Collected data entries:

++++++++++

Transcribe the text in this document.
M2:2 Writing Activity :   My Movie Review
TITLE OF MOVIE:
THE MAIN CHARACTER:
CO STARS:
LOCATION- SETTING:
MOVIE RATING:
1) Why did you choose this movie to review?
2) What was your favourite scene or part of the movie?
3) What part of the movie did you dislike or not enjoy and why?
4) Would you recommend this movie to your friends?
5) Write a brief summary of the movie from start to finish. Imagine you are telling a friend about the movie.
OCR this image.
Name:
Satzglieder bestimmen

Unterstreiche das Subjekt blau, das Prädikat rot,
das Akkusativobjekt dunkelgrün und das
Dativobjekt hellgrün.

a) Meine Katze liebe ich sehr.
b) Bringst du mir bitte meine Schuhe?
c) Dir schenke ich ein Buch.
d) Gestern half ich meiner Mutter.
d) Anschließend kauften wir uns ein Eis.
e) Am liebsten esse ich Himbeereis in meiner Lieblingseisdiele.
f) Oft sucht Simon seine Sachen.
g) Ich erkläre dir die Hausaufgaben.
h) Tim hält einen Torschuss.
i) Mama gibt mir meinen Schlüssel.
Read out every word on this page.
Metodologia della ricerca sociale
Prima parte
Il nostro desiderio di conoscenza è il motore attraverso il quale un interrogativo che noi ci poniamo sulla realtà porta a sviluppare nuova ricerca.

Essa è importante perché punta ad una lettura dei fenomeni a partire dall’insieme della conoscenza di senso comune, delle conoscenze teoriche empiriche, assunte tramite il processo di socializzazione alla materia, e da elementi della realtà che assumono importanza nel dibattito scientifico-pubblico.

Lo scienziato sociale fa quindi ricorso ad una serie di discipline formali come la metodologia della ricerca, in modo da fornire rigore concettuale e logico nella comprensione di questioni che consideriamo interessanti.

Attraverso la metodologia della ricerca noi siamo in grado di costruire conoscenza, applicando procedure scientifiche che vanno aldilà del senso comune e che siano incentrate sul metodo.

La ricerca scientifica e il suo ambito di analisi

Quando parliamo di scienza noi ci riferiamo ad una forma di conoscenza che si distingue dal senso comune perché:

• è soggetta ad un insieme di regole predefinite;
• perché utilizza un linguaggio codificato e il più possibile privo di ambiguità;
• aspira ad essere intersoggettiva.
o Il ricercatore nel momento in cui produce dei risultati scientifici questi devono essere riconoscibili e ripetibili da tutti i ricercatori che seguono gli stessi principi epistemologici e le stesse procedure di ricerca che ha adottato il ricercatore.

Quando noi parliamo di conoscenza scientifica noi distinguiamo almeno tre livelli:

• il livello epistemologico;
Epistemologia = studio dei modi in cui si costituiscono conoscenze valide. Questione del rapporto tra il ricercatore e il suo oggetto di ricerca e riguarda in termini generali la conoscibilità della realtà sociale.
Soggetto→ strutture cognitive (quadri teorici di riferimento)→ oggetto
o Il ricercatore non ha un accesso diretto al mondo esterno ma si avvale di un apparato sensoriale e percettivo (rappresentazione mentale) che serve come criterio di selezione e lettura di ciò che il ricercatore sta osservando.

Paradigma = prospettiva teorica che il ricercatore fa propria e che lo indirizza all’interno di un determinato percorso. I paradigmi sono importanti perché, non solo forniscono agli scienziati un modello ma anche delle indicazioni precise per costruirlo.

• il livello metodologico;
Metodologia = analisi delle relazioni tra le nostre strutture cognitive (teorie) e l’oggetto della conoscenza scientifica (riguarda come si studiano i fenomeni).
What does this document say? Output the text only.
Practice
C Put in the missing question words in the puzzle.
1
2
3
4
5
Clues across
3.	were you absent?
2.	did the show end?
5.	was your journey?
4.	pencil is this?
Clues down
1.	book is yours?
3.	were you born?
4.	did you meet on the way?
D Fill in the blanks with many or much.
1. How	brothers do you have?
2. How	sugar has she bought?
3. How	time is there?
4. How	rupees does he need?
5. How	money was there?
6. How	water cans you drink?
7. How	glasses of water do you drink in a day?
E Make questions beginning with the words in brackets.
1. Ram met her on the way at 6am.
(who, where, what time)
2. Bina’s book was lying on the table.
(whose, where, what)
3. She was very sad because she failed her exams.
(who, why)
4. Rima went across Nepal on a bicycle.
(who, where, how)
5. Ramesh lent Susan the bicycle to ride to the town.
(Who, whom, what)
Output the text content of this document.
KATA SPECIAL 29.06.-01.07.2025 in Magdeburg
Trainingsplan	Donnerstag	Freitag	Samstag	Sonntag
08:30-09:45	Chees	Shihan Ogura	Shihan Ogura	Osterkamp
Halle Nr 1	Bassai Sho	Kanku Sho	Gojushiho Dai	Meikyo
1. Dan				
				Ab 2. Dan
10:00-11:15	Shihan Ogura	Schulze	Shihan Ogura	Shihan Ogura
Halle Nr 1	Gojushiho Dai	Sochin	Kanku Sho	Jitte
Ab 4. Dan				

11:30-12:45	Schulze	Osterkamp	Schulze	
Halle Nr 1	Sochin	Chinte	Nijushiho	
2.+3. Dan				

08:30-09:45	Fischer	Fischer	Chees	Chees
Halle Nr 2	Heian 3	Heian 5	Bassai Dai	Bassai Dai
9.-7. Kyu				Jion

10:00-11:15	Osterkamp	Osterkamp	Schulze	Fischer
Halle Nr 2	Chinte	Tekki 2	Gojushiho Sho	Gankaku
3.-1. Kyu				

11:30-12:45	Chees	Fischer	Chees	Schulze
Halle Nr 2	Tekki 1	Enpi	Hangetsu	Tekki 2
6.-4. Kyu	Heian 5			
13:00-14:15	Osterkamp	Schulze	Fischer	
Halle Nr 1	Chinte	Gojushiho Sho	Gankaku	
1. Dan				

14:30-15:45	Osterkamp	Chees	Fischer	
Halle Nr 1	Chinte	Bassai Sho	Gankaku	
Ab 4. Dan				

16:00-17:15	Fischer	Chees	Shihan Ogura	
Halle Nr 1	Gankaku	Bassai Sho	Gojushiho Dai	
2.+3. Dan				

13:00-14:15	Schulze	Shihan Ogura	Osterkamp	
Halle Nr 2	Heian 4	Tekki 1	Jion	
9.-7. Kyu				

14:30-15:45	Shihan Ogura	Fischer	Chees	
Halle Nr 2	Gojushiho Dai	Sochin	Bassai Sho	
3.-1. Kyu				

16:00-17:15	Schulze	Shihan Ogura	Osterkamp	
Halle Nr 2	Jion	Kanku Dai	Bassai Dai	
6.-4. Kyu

++++++++++

PROBLEM TO WORK ON:
Output an exact copy of each record.

SOLUTION:
Transcribe the text in this document.
M2:2 Writing Activity :   My Movie Review
TITLE OF MOVIE:
THE MAIN CHARACTER:
CO STARS:
LOCATION- SETTING:
MOVIE RATING:
1) Why did you choose this movie to review?
2) What was your favourite scene or part of the movie?
3) What part of the movie did you dislike or not enjoy and why?
4) Would you recommend this movie to your friends?
5) Write a brief summary of the movie from start to finish. Imagine you are telling a friend about the movie.
OCR this image.
Name:
Satzglieder bestimmen

Unterstreiche das Subjekt blau, das Prädikat rot,
das Akkusativobjekt dunkelgrün und das
Dativobjekt hellgrün.

a) Meine Katze liebe ich sehr.
b) Bringst du mir bitte meine Schuhe?
c) Dir schenke ich ein Buch.
d) Gestern half ich meiner Mutter.
d) Anschließend kauften wir uns ein Eis.
e) Am liebsten esse ich Himbeereis in meiner Lieblingseisdiele.
f) Oft sucht Simon seine Sachen.
g) Ich erkläre dir die Hausaufgaben.
h) Tim hält einen Torschuss.
i) Mama gibt mir meinen Schlüssel.
Read out every word on this page.
Metodologia della ricerca sociale
Prima parte
Il nostro desiderio di conoscenza è il motore attraverso il quale un interrogativo che noi ci poniamo sulla realtà porta a sviluppare nuova ricerca.

Essa è importante perché punta ad una lettura dei fenomeni a partire dall’insieme della conoscenza di senso comune, delle conoscenze teoriche empiriche, assunte tramite il processo di socializzazione alla materia, e da elementi della realtà che assumono importanza nel dibattito scientifico-pubblico.

Lo scienziato sociale fa quindi ricorso ad una serie di discipline formali come la metodologia della ricerca, in modo da fornire rigore concettuale e logico nella comprensione di questioni che consideriamo interessanti.

Attraverso la metodologia della ricerca noi siamo in grado di costruire conoscenza, applicando procedure scientifiche che vanno aldilà del senso comune e che siano incentrate sul metodo.

La ricerca scientifica e il suo ambito di analisi

Quando parliamo di scienza noi ci riferiamo ad una forma di conoscenza che si distingue dal senso comune perché:

• è soggetta ad un insieme di regole predefinite;
• perché utilizza un linguaggio codificato e il più possibile privo di ambiguità;
• aspira ad essere intersoggettiva.
o Il ricercatore nel momento in cui produce dei risultati scientifici questi devono essere riconoscibili e ripetibili da tutti i ricercatori che seguono gli stessi principi epistemologici e le stesse procedure di ricerca che ha adottato il ricercatore.

Quando noi parliamo di conoscenza scientifica noi distinguiamo almeno tre livelli:

• il livello epistemologico;
Epistemologia = studio dei modi in cui si costituiscono conoscenze valide. Questione del rapporto tra il ricercatore e il suo oggetto di ricerca e riguarda in termini generali la conoscibilità della realtà sociale.
Soggetto→ strutture cognitive (quadri teorici di riferimento)→ oggetto
o Il ricercatore non ha un accesso diretto al mondo esterno ma si avvale di un apparato sensoriale e percettivo (rappresentazione mentale) che serve come criterio di selezione e lettura di ciò che il ricercatore sta osservando.

Paradigma = prospettiva teorica che il ricercatore fa propria e che lo indirizza all’interno di un determinato percorso. I paradigmi sono importanti perché, non solo forniscono agli scienziati un modello ma anche delle indicazioni precise per costruirlo.

• il livello metodologico;
Metodologia = analisi delle relazioni tra le nostre strutture cognitive (teorie) e l’oggetto della conoscenza scientifica (riguarda come si studiano i fenomeni).
What does this document say? Output the text only.
Practice
C Put in the missing question words in the puzzle.
1
2
3
4
5
Clues across
3.	were you absent?
2.	did the show end?
5.	was your journey?
4.	pencil is this?
Clues down
1.	book is yours?
3.	were you born?
4.	did you meet on the way?
D Fill in the blanks with many or much.
1. How	brothers do you have?
2. How	sugar has she bought?
3. How	time is there?
4. How	rupees does he need?
5. How	money was there?
6. How	water cans you drink?
7. How	glasses of water do you drink in a day?
E Make questions beginning with the words in brackets.
1. Ram met her on the way at 6am.
(who, where, what time)
2. Bina’s book was lying on the table.
(whose, where, what)
3. She was very sad because she failed her exams.
(who, why)
4. Rima went across Nepal on a bicycle.
(who, where, how)
5. Ramesh lent Susan the bicycle to ride to the town.
(Who, whom, what)
Output the text content of this document.
KATA SPECIAL 29.06.-01.07.2025 in Magdeburg
Trainingsplan	Donnerstag	Freitag	Samstag	Sonntag
08:30-09:45	Chees	Shihan Ogura	Shihan Ogura	Osterkamp
Halle Nr 1	Bassai Sho	Kanku Sho	Gojushiho Dai	Meikyo
1. Dan				
				Ab 2. Dan
10:00-11:15	Shihan Ogura	Schulze	Shihan Ogura	Shihan Ogura
Halle Nr 1	Gojushiho Dai	Sochin	Kanku Sho	Jitte
Ab 4. Dan				

11:30-12:45	Schulze	Osterkamp	Schulze	
Halle Nr 1	Sochin	Chinte	Nijushiho	
2.+3. Dan				

08:30-09:45	Fischer	Fischer	Chees	Chees
Halle Nr 2	Heian 3	Heian 5	Bassai Dai	Bassai Dai
9.-7. Kyu				Jion

10:00-11:15	Osterkamp	Osterkamp	Schulze	Fischer
Halle Nr 2	Chinte	Tekki 2	Gojushiho Sho	Gankaku
3.-1. Kyu				

11:30-12:45	Chees	Fischer	Chees	Schulze
Halle Nr 2	Tekki 1	Enpi	Hangetsu	Tekki 2
6.-4. Kyu	Heian 5			
13:00-14:15	Osterkamp	Schulze	Fischer	
Halle Nr 1	Chinte	Gojushiho Sho	Gankaku	
1. Dan				

14:30-15:45	Osterkamp	Chees	Fischer	
Halle Nr 1	Chinte	Bassai Sho	Gankaku	
Ab 4. Dan				

16:00-17:15	Fischer	Chees	Shihan Ogura	
Halle Nr 1	Gankaku	Bassai Sho	Gojushiho Dai	
2.+3. Dan				

13:00-14:15	Schulze	Shihan Ogura	Osterkamp	
Halle Nr 2	Heian 4	Tekki 1	Jion	
9.-7. Kyu				

14:30-15:45	Shihan Ogura	Fischer	Chees	
Halle Nr 2	Gojushiho Dai	Sochin	Bassai Sho	
3.-1. Kyu				

16:00-17:15	Schulze	Shihan Ogura	Osterkamp	
Halle Nr 2	Jion	Kanku Dai	Bassai Dai	
6.-4. Kyu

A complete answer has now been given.